Material for this exercise:
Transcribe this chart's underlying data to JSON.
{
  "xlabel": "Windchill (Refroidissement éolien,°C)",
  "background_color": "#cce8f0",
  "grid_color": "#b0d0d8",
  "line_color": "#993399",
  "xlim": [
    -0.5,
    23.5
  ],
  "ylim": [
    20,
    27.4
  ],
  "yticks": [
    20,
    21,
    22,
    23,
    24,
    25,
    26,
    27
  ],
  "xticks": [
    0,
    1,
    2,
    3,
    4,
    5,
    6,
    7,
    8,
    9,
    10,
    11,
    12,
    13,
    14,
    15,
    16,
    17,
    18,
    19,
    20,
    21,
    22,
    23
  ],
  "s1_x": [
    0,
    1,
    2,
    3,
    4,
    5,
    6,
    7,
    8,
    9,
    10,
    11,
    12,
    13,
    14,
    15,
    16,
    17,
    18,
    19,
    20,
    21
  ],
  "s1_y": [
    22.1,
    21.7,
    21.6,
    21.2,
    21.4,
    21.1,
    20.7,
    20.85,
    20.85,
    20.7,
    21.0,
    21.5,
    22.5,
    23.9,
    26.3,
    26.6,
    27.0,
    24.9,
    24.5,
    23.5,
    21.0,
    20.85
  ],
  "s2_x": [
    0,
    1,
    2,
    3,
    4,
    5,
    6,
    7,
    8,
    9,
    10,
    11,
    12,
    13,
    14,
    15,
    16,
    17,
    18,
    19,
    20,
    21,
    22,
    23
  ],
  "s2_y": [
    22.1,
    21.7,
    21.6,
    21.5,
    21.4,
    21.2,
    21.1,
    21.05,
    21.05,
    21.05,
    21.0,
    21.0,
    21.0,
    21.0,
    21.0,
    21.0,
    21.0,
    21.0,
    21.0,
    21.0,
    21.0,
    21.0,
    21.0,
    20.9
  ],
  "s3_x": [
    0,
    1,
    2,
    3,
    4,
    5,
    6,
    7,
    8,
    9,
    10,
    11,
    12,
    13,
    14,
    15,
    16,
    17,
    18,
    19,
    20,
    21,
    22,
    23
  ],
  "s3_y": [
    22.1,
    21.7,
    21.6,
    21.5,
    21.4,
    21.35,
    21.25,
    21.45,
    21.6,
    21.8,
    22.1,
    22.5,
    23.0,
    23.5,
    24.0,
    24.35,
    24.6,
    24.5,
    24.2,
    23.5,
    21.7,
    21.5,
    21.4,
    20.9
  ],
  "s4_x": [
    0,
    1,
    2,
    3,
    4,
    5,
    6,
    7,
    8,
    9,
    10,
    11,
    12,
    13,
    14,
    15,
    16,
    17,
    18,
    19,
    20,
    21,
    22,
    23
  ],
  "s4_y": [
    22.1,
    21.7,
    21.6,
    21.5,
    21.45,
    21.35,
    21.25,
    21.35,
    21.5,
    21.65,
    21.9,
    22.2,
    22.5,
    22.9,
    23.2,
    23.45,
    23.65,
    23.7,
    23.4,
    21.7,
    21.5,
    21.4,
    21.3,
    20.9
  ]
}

Exercise: Restate each record word for word.

Worked answer:
Transcribe this chart's underlying data to JSON.
{
  "xlabel": "Windchill (Refroidissement éolien,°C)",
  "background_color": "#cce8f0",
  "grid_color": "#b0d0d8",
  "line_color": "#993399",
  "xlim": [
    -0.5,
    23.5
  ],
  "ylim": [
    20,
    27.4
  ],
  "yticks": [
    20,
    21,
    22,
    23,
    24,
    25,
    26,
    27
  ],
  "xticks": [
    0,
    1,
    2,
    3,
    4,
    5,
    6,
    7,
    8,
    9,
    10,
    11,
    12,
    13,
    14,
    15,
    16,
    17,
    18,
    19,
    20,
    21,
    22,
    23
  ],
  "s1_x": [
    0,
    1,
    2,
    3,
    4,
    5,
    6,
    7,
    8,
    9,
    10,
    11,
    12,
    13,
    14,
    15,
    16,
    17,
    18,
    19,
    20,
    21
  ],
  "s1_y": [
    22.1,
    21.7,
    21.6,
    21.2,
    21.4,
    21.1,
    20.7,
    20.85,
    20.85,
    20.7,
    21.0,
    21.5,
    22.5,
    23.9,
    26.3,
    26.6,
    27.0,
    24.9,
    24.5,
    23.5,
    21.0,
    20.85
  ],
  "s2_x": [
    0,
    1,
    2,
    3,
    4,
    5,
    6,
    7,
    8,
    9,
    10,
    11,
    12,
    13,
    14,
    15,
    16,
    17,
    18,
    19,
    20,
    21,
    22,
    23
  ],
  "s2_y": [
    22.1,
    21.7,
    21.6,
    21.5,
    21.4,
    21.2,
    21.1,
    21.05,
    21.05,
    21.05,
    21.0,
    21.0,
    21.0,
    21.0,
    21.0,
    21.0,
    21.0,
    21.0,
    21.0,
    21.0,
    21.0,
    21.0,
    21.0,
    20.9
  ],
  "s3_x": [
    0,
    1,
    2,
    3,
    4,
    5,
    6,
    7,
    8,
    9,
    10,
    11,
    12,
    13,
    14,
    15,
    16,
    17,
    18,
    19,
    20,
    21,
    22,
    23
  ],
  "s3_y": [
    22.1,
    21.7,
    21.6,
    21.5,
    21.4,
    21.35,
    21.25,
    21.45,
    21.6,
    21.8,
    22.1,
    22.5,
    23.0,
    23.5,
    24.0,
    24.35,
    24.6,
    24.5,
    24.2,
    23.5,
    21.7,
    21.5,
    21.4,
    20.9
  ],
  "s4_x": [
    0,
    1,
    2,
    3,
    4,
    5,
    6,
    7,
    8,
    9,
    10,
    11,
    12,
    13,
    14,
    15,
    16,
    17,
    18,
    19,
    20,
    21,
    22,
    23
  ],
  "s4_y": [
    22.1,
    21.7,
    21.6,
    21.5,
    21.45,
    21.35,
    21.25,
    21.35,
    21.5,
    21.65,
    21.9,
    22.2,
    22.5,
    22.9,
    23.2,
    23.45,
    23.65,
    23.7,
    23.4,
    21.7,
    21.5,
    21.4,
    21.3,
    20.9
  ]
}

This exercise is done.